Your objective: Please extend the Git patch for the BDPA Assignment 2 write-up shown below, picking up after its last line.

Text shown:
-- START --

From ad38ee531647c284bee4b25afbaa9b74402e063a Mon Sep 17 00:00:00 2001
From: Wen Yao Jin <wen-yao.jin@student.ecp.fr>
Date: Sat, 11 Mar 2017 00:32:45 +0100
Subject: [PATCH] Update BDPA_Assign2_WJIN.md

---
 BDPA_Assign2_WJIN.md | 53 ++++++++++++++++++++++++++++++++++++++++++--
 1 file changed, 51 insertions(+), 2 deletions(-)

diff --git a/BDPA_Assign2_WJIN.md b/BDPA_Assign2_WJIN.md
index 53f2ab3..8c9c8cb 100644
--- a/BDPA_Assign2_WJIN.md
+++ b/BDPA_Assign2_WJIN.md
@@ -1,4 +1,4 @@
-stopwords# Assignment 2 for BDPA
+# Assignment 2 for BDPA
 ### by Wenyao JIN
 ---
 ### Preprocessing the input
@@ -26,4 +26,53 @@ The stop word file can be found [here](https://gitlab.my.ecp.fr/2014jinwy/BDPA_A
 #### 2. Count word frequency of pg100.txt
 By using again the wordcount algorithm, we recount the word frequency for pg100.txt to be used later for word sorting. This time capital cases are kept to be taken acount in the similarity comparison. The output file can be found [here](https://gitlab.my.ecp.fr/2014jinwy/BDPA_Assign2_WJIN/blob/master/wordfreq).

-- END --

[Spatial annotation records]
-- START --

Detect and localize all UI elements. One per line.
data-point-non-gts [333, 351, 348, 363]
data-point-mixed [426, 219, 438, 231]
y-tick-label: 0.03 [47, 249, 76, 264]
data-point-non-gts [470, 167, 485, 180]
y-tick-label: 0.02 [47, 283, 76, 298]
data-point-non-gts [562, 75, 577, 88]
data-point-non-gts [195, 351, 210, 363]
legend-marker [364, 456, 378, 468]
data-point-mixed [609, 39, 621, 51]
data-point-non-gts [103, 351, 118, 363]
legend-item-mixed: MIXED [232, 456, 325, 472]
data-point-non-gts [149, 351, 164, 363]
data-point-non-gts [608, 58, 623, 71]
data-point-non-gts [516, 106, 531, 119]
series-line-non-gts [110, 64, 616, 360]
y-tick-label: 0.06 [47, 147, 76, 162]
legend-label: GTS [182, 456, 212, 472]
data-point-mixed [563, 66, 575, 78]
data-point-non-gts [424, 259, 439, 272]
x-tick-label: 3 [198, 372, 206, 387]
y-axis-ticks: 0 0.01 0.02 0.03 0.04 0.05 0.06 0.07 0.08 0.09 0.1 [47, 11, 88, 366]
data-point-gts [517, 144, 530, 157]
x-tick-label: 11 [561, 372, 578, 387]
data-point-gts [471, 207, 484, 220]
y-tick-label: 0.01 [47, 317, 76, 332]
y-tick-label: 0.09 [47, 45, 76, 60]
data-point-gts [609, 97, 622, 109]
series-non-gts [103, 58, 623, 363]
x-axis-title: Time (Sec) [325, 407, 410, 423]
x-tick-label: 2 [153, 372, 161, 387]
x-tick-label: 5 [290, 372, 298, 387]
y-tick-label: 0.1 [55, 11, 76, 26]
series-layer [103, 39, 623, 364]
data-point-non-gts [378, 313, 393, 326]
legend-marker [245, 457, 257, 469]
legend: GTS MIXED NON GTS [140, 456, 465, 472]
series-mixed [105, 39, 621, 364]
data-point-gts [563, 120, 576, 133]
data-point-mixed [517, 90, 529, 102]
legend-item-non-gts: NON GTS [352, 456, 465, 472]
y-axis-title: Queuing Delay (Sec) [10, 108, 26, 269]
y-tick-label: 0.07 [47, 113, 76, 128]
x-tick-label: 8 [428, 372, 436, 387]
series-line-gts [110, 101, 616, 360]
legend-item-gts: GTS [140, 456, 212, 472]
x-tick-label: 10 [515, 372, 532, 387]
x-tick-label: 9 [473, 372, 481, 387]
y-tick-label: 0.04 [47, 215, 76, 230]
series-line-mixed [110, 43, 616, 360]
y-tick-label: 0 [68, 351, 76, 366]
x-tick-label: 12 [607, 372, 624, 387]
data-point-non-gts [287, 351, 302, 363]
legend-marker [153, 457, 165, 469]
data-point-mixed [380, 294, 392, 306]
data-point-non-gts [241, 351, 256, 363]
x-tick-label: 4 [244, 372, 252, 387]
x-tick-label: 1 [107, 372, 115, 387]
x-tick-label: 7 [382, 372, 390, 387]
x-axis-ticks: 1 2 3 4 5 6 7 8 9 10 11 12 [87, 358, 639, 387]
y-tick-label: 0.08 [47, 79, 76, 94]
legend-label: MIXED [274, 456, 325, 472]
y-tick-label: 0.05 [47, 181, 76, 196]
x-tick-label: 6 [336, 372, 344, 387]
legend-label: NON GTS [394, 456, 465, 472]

-- END --

Exercise response:
-#### 3. Output sorted lines
\ No newline at end of file
+#### 3. Output lines
+In this step, several tasks should be done:
+* Store all stopwords in a set
+* Store all word frequency in a hashmap
+* For each line:
+	* keep counting line number with a counter 
+	* skip empty lines
+	* separate words
+	* filter special characters
+	* take out words that are stopwords
+	* wipe out duplicates
+	* sort them by their pre-calculated frequency 
+	* output words with their line number as key
+
+For this step, all task are done within the mapper. The tokenizer is " " or "--" as before. A set container is used to avoid duplicates. Java's build-in sort function is applied with a costumed compare function incorporating the word frequency. StringUtils's join function serves to join words together with a space.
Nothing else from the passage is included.